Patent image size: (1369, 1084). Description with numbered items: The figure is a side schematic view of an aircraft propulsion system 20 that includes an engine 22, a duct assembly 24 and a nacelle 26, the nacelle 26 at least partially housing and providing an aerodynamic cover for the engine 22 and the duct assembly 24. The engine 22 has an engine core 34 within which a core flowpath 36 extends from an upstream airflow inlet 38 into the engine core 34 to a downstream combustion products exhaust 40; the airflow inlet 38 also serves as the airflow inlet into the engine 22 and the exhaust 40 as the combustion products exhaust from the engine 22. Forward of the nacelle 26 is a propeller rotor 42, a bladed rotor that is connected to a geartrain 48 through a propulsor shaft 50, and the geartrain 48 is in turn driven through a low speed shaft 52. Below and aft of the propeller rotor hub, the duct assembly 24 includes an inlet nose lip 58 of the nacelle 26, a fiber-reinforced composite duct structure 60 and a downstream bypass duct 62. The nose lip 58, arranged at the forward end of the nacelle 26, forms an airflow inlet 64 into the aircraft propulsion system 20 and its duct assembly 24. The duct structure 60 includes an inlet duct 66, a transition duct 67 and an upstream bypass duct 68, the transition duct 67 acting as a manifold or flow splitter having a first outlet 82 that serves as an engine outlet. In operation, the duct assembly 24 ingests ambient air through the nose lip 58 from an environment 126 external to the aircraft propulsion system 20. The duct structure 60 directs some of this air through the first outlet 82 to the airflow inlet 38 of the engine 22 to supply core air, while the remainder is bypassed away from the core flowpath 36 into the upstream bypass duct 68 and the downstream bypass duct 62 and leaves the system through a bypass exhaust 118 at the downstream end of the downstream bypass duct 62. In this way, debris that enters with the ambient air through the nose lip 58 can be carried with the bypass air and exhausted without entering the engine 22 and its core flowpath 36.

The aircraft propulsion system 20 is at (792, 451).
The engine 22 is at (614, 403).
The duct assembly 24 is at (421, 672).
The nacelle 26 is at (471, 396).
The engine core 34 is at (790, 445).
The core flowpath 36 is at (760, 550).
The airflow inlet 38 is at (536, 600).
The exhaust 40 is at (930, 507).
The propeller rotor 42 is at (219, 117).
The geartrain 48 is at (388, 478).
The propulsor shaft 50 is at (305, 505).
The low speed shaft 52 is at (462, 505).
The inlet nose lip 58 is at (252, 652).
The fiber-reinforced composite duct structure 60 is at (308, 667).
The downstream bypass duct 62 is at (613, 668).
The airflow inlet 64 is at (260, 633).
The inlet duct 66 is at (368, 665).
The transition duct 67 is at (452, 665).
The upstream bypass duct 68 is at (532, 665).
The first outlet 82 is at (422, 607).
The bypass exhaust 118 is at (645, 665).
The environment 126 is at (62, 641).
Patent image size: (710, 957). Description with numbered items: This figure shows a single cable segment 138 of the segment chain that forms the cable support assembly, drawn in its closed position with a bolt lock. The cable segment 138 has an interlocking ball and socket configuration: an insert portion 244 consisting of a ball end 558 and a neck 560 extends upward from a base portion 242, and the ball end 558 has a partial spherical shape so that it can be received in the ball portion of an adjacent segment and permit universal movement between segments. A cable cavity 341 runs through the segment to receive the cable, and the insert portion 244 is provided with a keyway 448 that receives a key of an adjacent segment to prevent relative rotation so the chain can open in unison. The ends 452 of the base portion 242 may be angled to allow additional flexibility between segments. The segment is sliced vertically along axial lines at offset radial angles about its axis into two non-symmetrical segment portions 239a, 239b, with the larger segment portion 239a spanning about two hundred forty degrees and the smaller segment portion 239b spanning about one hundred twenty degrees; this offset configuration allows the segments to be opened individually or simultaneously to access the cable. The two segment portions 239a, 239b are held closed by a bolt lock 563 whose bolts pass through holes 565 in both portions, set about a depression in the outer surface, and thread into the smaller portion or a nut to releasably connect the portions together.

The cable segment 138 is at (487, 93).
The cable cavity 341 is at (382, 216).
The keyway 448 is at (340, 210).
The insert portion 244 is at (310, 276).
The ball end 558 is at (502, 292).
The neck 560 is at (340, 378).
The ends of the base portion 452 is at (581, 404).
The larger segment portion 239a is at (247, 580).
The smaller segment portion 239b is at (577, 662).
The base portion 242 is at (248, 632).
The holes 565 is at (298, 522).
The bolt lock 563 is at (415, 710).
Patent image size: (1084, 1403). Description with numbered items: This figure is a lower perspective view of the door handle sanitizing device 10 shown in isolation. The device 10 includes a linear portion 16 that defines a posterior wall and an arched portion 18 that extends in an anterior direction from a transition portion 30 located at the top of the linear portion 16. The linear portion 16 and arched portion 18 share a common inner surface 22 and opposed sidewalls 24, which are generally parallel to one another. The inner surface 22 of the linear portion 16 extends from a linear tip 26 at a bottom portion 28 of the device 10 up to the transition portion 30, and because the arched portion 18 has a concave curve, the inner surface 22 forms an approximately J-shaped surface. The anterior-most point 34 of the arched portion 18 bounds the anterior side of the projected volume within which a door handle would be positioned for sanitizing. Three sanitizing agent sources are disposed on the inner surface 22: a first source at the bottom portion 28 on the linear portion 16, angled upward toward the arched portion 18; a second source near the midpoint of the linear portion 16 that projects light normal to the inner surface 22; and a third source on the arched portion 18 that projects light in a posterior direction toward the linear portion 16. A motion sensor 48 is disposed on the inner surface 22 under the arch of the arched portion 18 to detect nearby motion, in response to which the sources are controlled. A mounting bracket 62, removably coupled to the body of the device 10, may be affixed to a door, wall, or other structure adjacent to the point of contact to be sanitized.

***

▶ GIVEN INSTRUCTION
Identify every line in the data above that contains the word "nacelle", and copy each of those lines.

▶ RESPONSE
Patent image size: (1369, 1084). Description with numbered items: The figure is a side schematic view of an aircraft propulsion system 20 that includes an engine 22, a duct assembly 24 and a nacelle 26, the nacelle 26 at least partially housing and providing an aerodynamic cover for the engine 22 and the duct assembly 24. The engine 22 has an engine core 34 within which a core flowpath 36 extends from an upstream airflow inlet 38 into the engine core 34 to a downstream combustion products exhaust 40; the airflow inlet 38 also serves as the airflow inlet into the engine 22 and the exhaust 40 as the combustion products exhaust from the engine 22. Forward of the nacelle 26 is a propeller rotor 42, a bladed rotor that is connected to a geartrain 48 through a propulsor shaft 50, and the geartrain 48 is in turn driven through a low speed shaft 52. Below and aft of the propeller rotor hub, the duct assembly 24 includes an inlet nose lip 58 of the nacelle 26, a fiber-reinforced composite duct structure 60 and a downstream bypass duct 62. The nose lip 58, arranged at the forward end of the nacelle 26, forms an airflow inlet 64 into the aircraft propulsion system 20 and its duct assembly 24. The duct structure 60 includes an inlet duct 66, a transition duct 67 and an upstream bypass duct 68, the transition duct 67 acting as a manifold or flow splitter having a first outlet 82 that serves as an engine outlet. In operation, the duct assembly 24 ingests ambient air through the nose lip 58 from an environment 126 external to the aircraft propulsion system 20. The duct structure 60 directs some of this air through the first outlet 82 to the airflow inlet 38 of the engine 22 to supply core air, while the remainder is bypassed away from the core flowpath 36 into the upstream bypass duct 68 and the downstream bypass duct 62 and leaves the system through a bypass exhaust 118 at the downstream end of the downstream bypass duct 62. In this way, debris that enters with the ambient air through the nose lip 58 can be carried with the bypass air and exhausted without entering the engine 22 and its core flowpath 36.
The nacelle 26 is at (471, 396).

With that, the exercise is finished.